___ Dataset entries ___

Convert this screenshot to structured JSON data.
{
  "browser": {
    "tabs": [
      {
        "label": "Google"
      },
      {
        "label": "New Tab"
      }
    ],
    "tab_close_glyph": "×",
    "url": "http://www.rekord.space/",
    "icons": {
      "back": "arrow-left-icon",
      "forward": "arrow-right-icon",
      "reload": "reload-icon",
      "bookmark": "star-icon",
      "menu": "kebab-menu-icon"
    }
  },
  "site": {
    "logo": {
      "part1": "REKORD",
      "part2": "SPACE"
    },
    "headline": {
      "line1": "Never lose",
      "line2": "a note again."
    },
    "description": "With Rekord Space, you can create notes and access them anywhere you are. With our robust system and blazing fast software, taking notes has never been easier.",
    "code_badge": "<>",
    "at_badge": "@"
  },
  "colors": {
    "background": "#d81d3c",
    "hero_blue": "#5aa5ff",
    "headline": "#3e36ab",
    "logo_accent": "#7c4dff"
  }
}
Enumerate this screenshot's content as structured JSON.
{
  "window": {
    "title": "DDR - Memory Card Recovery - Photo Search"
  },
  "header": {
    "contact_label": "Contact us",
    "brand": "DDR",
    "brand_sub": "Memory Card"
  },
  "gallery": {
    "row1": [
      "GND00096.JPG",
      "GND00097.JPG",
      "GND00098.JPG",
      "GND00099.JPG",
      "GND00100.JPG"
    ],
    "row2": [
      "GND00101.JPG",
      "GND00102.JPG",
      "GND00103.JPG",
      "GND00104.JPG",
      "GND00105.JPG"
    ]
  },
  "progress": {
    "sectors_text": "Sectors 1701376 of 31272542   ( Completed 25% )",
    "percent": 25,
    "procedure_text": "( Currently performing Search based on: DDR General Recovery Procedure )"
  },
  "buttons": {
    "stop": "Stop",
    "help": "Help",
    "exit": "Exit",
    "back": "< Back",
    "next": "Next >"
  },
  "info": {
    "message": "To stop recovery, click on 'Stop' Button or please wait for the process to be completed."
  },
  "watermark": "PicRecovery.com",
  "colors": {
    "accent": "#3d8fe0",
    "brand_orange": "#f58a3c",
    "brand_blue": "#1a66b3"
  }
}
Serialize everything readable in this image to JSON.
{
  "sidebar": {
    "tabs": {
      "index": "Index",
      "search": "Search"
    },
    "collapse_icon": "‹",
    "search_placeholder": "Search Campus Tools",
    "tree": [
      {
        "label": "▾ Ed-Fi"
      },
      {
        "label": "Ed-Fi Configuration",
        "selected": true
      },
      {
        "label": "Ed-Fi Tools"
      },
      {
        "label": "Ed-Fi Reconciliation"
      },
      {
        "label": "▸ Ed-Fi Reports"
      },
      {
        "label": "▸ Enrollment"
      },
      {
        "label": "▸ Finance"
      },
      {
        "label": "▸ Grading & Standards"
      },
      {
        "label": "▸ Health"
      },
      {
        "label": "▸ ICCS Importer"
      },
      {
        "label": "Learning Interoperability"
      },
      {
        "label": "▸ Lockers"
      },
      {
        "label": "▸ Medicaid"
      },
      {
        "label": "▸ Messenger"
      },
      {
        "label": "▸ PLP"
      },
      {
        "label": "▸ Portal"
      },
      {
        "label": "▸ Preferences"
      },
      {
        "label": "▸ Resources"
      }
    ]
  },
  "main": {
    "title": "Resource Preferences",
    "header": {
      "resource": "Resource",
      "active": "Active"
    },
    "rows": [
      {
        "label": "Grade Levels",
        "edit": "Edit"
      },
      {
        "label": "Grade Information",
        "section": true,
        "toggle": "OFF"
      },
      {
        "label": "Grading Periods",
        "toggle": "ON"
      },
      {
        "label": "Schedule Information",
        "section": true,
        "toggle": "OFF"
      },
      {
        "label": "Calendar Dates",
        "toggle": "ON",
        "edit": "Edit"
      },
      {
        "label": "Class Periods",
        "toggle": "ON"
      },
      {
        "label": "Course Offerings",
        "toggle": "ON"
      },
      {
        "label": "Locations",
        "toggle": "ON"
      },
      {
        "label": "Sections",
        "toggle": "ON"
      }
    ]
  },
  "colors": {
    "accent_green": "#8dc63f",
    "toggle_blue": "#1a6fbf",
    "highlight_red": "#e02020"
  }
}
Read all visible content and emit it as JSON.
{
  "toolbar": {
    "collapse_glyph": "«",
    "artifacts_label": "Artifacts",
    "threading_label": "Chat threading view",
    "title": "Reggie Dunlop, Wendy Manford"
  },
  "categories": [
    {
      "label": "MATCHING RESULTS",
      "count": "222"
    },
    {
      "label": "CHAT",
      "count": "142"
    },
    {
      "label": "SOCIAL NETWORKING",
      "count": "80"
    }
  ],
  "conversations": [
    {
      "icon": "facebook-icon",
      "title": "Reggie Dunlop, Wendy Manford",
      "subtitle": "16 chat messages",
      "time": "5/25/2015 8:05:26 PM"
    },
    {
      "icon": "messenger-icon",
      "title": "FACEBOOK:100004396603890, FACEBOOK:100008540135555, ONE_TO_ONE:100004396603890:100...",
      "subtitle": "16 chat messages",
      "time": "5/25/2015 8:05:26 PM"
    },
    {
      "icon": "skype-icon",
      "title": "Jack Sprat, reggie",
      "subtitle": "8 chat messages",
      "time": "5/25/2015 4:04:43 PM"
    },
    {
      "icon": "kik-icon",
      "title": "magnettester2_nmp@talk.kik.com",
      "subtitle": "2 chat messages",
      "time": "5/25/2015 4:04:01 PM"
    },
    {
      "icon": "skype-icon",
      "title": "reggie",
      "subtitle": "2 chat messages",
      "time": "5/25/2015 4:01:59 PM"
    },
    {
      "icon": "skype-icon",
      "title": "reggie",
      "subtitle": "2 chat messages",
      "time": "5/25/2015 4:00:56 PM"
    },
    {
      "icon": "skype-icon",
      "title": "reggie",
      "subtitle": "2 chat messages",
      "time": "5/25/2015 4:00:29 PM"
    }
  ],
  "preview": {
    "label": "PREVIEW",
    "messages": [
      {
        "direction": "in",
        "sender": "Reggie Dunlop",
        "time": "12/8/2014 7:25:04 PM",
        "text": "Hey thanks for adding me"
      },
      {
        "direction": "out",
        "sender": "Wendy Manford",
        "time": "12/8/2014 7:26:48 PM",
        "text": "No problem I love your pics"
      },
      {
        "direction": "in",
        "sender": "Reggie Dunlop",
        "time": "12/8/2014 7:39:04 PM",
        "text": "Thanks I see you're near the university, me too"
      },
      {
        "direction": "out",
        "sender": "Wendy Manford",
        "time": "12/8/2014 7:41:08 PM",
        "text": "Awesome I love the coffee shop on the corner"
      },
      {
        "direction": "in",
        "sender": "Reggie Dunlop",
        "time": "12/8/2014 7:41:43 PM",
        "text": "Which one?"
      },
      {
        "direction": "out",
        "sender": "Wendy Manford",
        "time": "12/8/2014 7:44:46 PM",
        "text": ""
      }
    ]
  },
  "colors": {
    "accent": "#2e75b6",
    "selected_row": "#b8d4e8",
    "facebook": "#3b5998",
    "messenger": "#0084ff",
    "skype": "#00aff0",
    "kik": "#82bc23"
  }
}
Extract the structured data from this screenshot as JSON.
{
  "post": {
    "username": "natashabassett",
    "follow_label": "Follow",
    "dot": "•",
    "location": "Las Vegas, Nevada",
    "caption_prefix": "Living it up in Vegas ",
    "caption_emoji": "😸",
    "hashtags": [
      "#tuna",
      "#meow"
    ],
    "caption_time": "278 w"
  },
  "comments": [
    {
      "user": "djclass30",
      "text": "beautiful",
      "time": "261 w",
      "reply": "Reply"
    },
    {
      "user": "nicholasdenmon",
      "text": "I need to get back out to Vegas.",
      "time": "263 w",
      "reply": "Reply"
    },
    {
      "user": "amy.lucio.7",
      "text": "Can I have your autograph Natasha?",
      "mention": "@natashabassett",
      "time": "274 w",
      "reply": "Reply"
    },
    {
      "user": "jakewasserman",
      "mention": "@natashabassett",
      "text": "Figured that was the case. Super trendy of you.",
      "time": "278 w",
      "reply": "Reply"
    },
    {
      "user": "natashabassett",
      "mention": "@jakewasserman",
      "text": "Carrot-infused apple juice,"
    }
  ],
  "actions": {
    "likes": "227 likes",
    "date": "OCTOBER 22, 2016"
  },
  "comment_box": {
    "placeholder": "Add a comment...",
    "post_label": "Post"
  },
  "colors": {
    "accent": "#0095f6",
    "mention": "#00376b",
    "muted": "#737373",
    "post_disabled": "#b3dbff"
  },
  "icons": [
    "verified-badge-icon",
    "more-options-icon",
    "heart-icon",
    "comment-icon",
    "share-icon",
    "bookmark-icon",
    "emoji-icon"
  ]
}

___

■ What to work on:
Using the records above, copy each line that contains "arrow".

■ Reply:
      "back": "arrow-left-icon",
      "forward": "arrow-right-icon",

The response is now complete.